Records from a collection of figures
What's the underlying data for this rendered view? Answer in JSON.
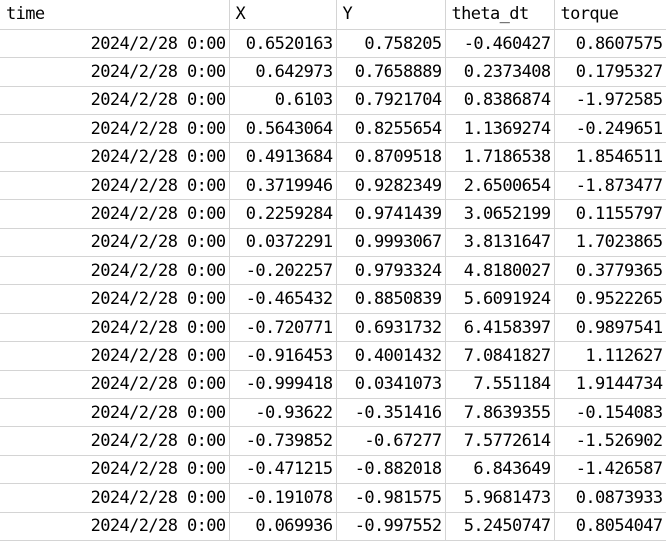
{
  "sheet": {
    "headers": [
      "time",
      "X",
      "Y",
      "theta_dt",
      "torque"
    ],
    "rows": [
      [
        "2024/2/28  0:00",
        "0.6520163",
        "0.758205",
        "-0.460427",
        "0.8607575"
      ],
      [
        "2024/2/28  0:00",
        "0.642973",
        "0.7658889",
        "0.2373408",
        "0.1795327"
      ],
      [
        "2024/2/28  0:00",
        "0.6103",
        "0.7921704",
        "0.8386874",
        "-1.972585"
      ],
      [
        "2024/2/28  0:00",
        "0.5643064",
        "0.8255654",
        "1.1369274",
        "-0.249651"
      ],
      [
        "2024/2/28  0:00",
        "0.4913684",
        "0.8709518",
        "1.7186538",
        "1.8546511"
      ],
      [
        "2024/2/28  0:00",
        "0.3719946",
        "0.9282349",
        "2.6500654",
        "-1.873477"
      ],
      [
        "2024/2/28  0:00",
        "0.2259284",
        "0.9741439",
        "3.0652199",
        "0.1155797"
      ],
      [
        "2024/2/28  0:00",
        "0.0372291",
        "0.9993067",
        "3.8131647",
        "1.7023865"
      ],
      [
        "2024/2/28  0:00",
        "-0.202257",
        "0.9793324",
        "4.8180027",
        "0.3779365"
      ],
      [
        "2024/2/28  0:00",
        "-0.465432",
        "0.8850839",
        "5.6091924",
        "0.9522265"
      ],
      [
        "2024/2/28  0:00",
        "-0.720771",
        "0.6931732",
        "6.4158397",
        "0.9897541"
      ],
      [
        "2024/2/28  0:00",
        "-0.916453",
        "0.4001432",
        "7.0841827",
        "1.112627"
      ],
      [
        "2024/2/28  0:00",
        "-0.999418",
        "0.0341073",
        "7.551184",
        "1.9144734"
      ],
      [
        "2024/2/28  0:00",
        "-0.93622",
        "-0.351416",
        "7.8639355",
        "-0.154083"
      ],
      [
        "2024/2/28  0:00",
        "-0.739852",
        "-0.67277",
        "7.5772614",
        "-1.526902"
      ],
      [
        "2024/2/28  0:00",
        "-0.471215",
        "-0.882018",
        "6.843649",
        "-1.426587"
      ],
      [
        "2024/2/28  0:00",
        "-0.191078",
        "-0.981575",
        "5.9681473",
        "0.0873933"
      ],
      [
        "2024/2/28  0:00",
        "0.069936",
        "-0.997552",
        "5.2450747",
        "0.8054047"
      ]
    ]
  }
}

Required task: Repeat the full listing above exactly, with no pictures in the copy.

Finished answer:
What's the underlying data for this rendered view? Answer in JSON.
{
  "sheet": {
    "headers": [
      "time",
      "X",
      "Y",
      "theta_dt",
      "torque"
    ],
    "rows": [
      [
        "2024/2/28  0:00",
        "0.6520163",
        "0.758205",
        "-0.460427",
        "0.8607575"
      ],
      [
        "2024/2/28  0:00",
        "0.642973",
        "0.7658889",
        "0.2373408",
        "0.1795327"
      ],
      [
        "2024/2/28  0:00",
        "0.6103",
        "0.7921704",
        "0.8386874",
        "-1.972585"
      ],
      [
        "2024/2/28  0:00",
        "0.5643064",
        "0.8255654",
        "1.1369274",
        "-0.249651"
      ],
      [
        "2024/2/28  0:00",
        "0.4913684",
        "0.8709518",
        "1.7186538",
        "1.8546511"
      ],
      [
        "2024/2/28  0:00",
        "0.3719946",
        "0.9282349",
        "2.6500654",
        "-1.873477"
      ],
      [
        "2024/2/28  0:00",
        "0.2259284",
        "0.9741439",
        "3.0652199",
        "0.1155797"
      ],
      [
        "2024/2/28  0:00",
        "0.0372291",
        "0.9993067",
        "3.8131647",
        "1.7023865"
      ],
      [
        "2024/2/28  0:00",
        "-0.202257",
        "0.9793324",
        "4.8180027",
        "0.3779365"
      ],
      [
        "2024/2/28  0:00",
        "-0.465432",
        "0.8850839",
        "5.6091924",
        "0.9522265"
      ],
      [
        "2024/2/28  0:00",
        "-0.720771",
        "0.6931732",
        "6.4158397",
        "0.9897541"
      ],
      [
        "2024/2/28  0:00",
        "-0.916453",
        "0.4001432",
        "7.0841827",
        "1.112627"
      ],
      [
        "2024/2/28  0:00",
        "-0.999418",
        "0.0341073",
        "7.551184",
        "1.9144734"
      ],
      [
        "2024/2/28  0:00",
        "-0.93622",
        "-0.351416",
        "7.8639355",
        "-0.154083"
      ],
      [
        "2024/2/28  0:00",
        "-0.739852",
        "-0.67277",
        "7.5772614",
        "-1.526902"
      ],
      [
        "2024/2/28  0:00",
        "-0.471215",
        "-0.882018",
        "6.843649",
        "-1.426587"
      ],
      [
        "2024/2/28  0:00",
        "-0.191078",
        "-0.981575",
        "5.9681473",
        "0.0873933"
      ],
      [
        "2024/2/28  0:00",
        "0.069936",
        "-0.997552",
        "5.2450747",
        "0.8054047"
      ]
    ]
  }
}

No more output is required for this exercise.